# Exercise task:
Return each line of the listing below, unchanged, and omit the images.

# Given data:
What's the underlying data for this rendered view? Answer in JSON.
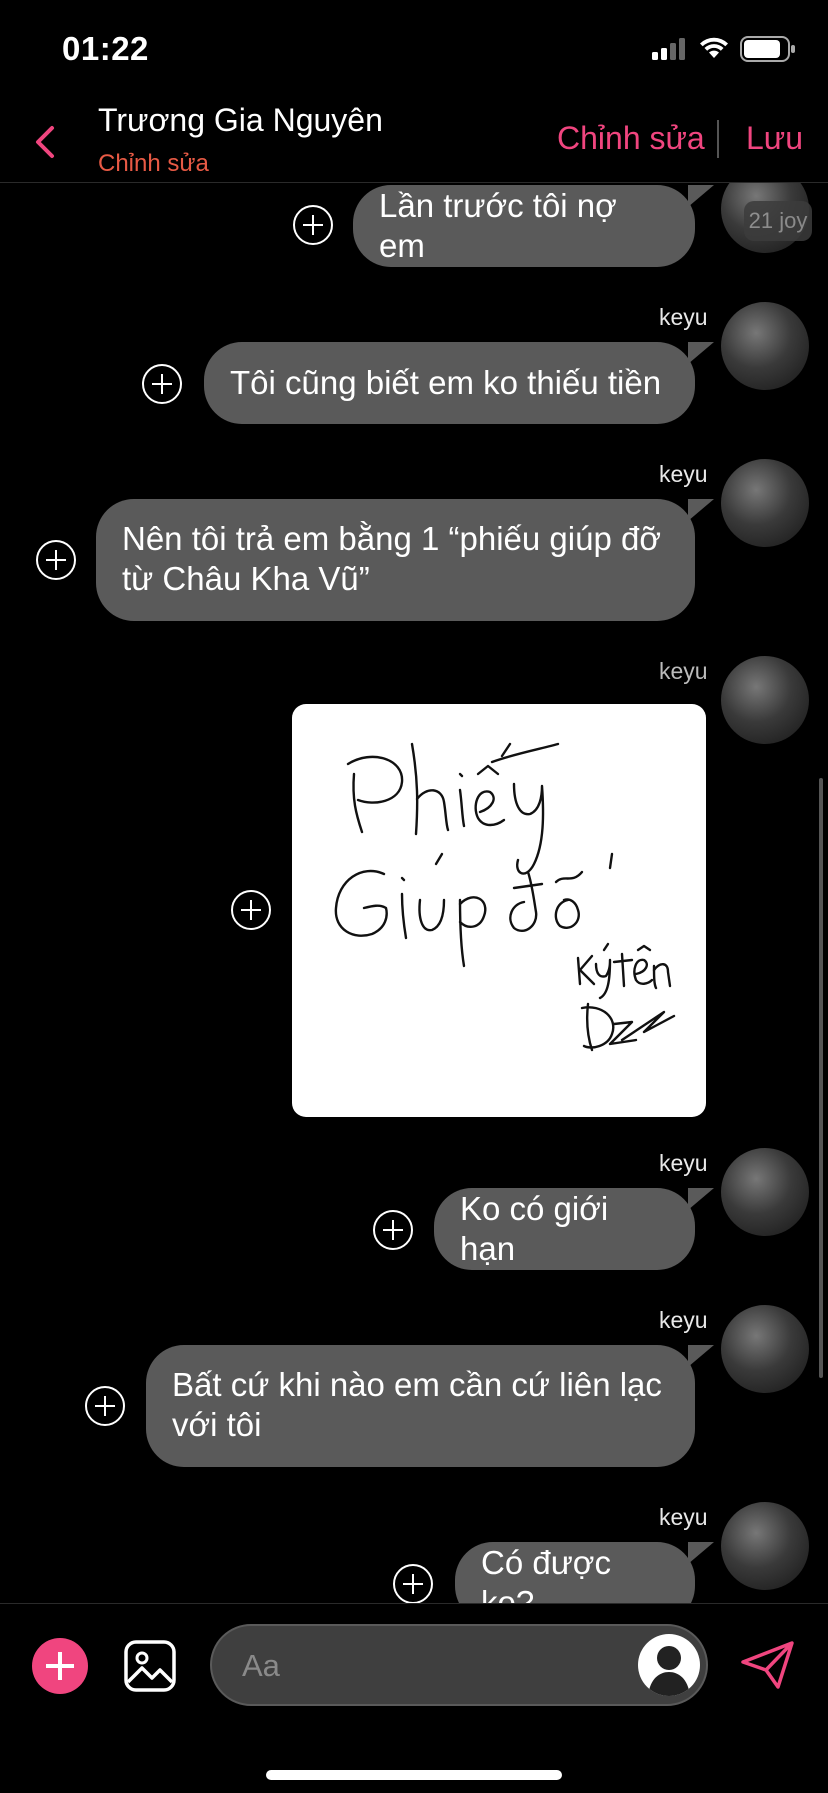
{
  "status_bar": {
    "time": "01:22"
  },
  "header": {
    "contact_name": "Trương Gia Nguyên",
    "subtitle": "Chỉnh sửa",
    "edit_label": "Chỉnh sửa",
    "save_label": "Lưu"
  },
  "messages": [
    {
      "sender": "",
      "text": "Lần trước tôi nợ em",
      "time_badge": "21 joy"
    },
    {
      "sender": "keyu",
      "text": "Tôi cũng biết em ko thiếu tiền"
    },
    {
      "sender": "keyu",
      "text_line1": "Nên tôi trả em bằng 1 “phiếu giúp đỡ",
      "text_line2": "từ Châu Kha Vũ”"
    },
    {
      "sender": "keyu",
      "image": "handwritten-voucher",
      "image_text": [
        "Phiếu",
        "Giúp đỡ",
        "Ký tên",
        "Dz"
      ]
    },
    {
      "sender": "keyu",
      "text": "Ko có giới hạn"
    },
    {
      "sender": "keyu",
      "text_line1": "Bất cứ khi nào em cần cứ liên lạc",
      "text_line2": "với tôi"
    },
    {
      "sender": "keyu",
      "text": "Có được ko?"
    }
  ],
  "composer": {
    "placeholder": "Aa"
  },
  "icons": {
    "back": "chevron-left-icon",
    "add": "plus-icon",
    "image": "image-icon",
    "send": "send-icon",
    "react": "plus-circle-icon"
  },
  "colors": {
    "accent": "#f0457f",
    "subtitle": "#e85a45",
    "bubble": "#5a5a5a",
    "background": "#000000"
  }
}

# Result of the exercise:
What's the underlying data for this rendered view? Answer in JSON.
{
  "status_bar": {
    "time": "01:22"
  },
  "header": {
    "contact_name": "Trương Gia Nguyên",
    "subtitle": "Chỉnh sửa",
    "edit_label": "Chỉnh sửa",
    "save_label": "Lưu"
  },
  "messages": [
    {
      "sender": "",
      "text": "Lần trước tôi nợ em",
      "time_badge": "21 joy"
    },
    {
      "sender": "keyu",
      "text": "Tôi cũng biết em ko thiếu tiền"
    },
    {
      "sender": "keyu",
      "text_line1": "Nên tôi trả em bằng 1 “phiếu giúp đỡ",
      "text_line2": "từ Châu Kha Vũ”"
    },
    {
      "sender": "keyu",
      "image": "handwritten-voucher",
      "image_text": [
        "Phiếu",
        "Giúp đỡ",
        "Ký tên",
        "Dz"
      ]
    },
    {
      "sender": "keyu",
      "text": "Ko có giới hạn"
    },
    {
      "sender": "keyu",
      "text_line1": "Bất cứ khi nào em cần cứ liên lạc",
      "text_line2": "với tôi"
    },
    {
      "sender": "keyu",
      "text": "Có được ko?"
    }
  ],
  "composer": {
    "placeholder": "Aa"
  },
  "icons": {
    "back": "chevron-left-icon",
    "add": "plus-icon",
    "image": "image-icon",
    "send": "send-icon",
    "react": "plus-circle-icon"
  },
  "colors": {
    "accent": "#f0457f",
    "subtitle": "#e85a45",
    "bubble": "#5a5a5a",
    "background": "#000000"
  }
}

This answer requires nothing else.